REQUEST: Write out the whole listing, matching it exactly.

RECORDS FOR PROCESSING:
[Begin]
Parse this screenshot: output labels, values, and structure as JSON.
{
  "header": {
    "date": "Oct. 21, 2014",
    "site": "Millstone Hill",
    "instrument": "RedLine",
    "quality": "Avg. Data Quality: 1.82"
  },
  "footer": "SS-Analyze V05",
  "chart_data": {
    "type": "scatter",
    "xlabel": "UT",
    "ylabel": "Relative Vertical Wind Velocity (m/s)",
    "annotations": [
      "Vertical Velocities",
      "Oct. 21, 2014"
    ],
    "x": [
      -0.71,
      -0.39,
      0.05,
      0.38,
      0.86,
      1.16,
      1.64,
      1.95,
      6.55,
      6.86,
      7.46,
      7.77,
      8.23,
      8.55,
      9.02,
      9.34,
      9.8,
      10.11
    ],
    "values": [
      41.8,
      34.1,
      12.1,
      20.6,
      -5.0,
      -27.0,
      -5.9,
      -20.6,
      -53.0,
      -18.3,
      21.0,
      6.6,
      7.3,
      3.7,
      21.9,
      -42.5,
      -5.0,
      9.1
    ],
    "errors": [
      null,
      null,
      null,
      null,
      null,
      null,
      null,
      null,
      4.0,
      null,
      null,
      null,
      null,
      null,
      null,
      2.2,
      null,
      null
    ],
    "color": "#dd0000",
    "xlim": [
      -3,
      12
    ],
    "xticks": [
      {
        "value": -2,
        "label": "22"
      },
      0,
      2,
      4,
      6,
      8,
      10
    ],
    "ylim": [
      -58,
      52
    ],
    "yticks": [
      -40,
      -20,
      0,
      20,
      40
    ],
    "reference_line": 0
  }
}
[End]
FULL SOLUTION:
Parse this screenshot: output labels, values, and structure as JSON.
{
  "header": {
    "date": "Oct. 21, 2014",
    "site": "Millstone Hill",
    "instrument": "RedLine",
    "quality": "Avg. Data Quality: 1.82"
  },
  "footer": "SS-Analyze V05",
  "chart_data": {
    "type": "scatter",
    "xlabel": "UT",
    "ylabel": "Relative Vertical Wind Velocity (m/s)",
    "annotations": [
      "Vertical Velocities",
      "Oct. 21, 2014"
    ],
    "x": [
      -0.71,
      -0.39,
      0.05,
      0.38,
      0.86,
      1.16,
      1.64,
      1.95,
      6.55,
      6.86,
      7.46,
      7.77,
      8.23,
      8.55,
      9.02,
      9.34,
      9.8,
      10.11
    ],
    "values": [
      41.8,
      34.1,
      12.1,
      20.6,
      -5.0,
      -27.0,
      -5.9,
      -20.6,
      -53.0,
      -18.3,
      21.0,
      6.6,
      7.3,
      3.7,
      21.9,
      -42.5,
      -5.0,
      9.1
    ],
    "errors": [
      null,
      null,
      null,
      null,
      null,
      null,
      null,
      null,
      4.0,
      null,
      null,
      null,
      null,
      null,
      null,
      2.2,
      null,
      null
    ],
    "color": "#dd0000",
    "xlim": [
      -3,
      12
    ],
    "xticks": [
      {
        "value": -2,
        "label": "22"
      },
      0,
      2,
      4,
      6,
      8,
      10
    ],
    "ylim": [
      -58,
      52
    ],
    "yticks": [
      -40,
      -20,
      0,
      20,
      40
    ],
    "reference_line": 0
  }
}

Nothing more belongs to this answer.